## OBJECTIVE:
What is needed here is an exact copy of every entry.
■ ■ ■
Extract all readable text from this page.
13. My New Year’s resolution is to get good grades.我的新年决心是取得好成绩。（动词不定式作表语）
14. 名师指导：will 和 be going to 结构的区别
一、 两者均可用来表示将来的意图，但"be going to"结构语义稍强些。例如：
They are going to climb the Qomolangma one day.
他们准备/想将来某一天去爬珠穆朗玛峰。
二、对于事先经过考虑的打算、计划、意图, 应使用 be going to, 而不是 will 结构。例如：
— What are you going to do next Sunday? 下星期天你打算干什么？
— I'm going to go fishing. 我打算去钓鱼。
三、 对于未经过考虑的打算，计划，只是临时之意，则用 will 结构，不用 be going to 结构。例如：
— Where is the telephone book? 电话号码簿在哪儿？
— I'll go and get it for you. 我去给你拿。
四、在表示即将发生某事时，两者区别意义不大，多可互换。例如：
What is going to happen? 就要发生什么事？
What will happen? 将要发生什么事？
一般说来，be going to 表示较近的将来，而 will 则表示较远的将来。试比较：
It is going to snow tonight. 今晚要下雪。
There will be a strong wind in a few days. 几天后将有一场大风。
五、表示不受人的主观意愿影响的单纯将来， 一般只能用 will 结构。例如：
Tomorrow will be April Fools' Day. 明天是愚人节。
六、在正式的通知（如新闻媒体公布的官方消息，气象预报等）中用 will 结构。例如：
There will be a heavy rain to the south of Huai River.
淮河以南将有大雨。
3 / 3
■ ■ ■
## ANSWER IN FULL:
Extract all readable text from this page.
13. My New Year’s resolution is to get good grades.我的新年决心是取得好成绩。（动词不定式作表语）
14. 名师指导：will 和 be going to 结构的区别
一、 两者均可用来表示将来的意图，但"be going to"结构语义稍强些。例如：
They are going to climb the Qomolangma one day.
他们准备/想将来某一天去爬珠穆朗玛峰。
二、对于事先经过考虑的打算、计划、意图, 应使用 be going to, 而不是 will 结构。例如：
— What are you going to do next Sunday? 下星期天你打算干什么？
— I'm going to go fishing. 我打算去钓鱼。
三、 对于未经过考虑的打算，计划，只是临时之意，则用 will 结构，不用 be going to 结构。例如：
— Where is the telephone book? 电话号码簿在哪儿？
— I'll go and get it for you. 我去给你拿。
四、在表示即将发生某事时，两者区别意义不大，多可互换。例如：
What is going to happen? 就要发生什么事？
What will happen? 将要发生什么事？
一般说来，be going to 表示较近的将来，而 will 则表示较远的将来。试比较：
It is going to snow tonight. 今晚要下雪。
There will be a strong wind in a few days. 几天后将有一场大风。
五、表示不受人的主观意愿影响的单纯将来， 一般只能用 will 结构。例如：
Tomorrow will be April Fools' Day. 明天是愚人节。
六、在正式的通知（如新闻媒体公布的官方消息，气象预报等）中用 will 结构。例如：
There will be a heavy rain to the south of Huai River.
淮河以南将有大雨。
3 / 3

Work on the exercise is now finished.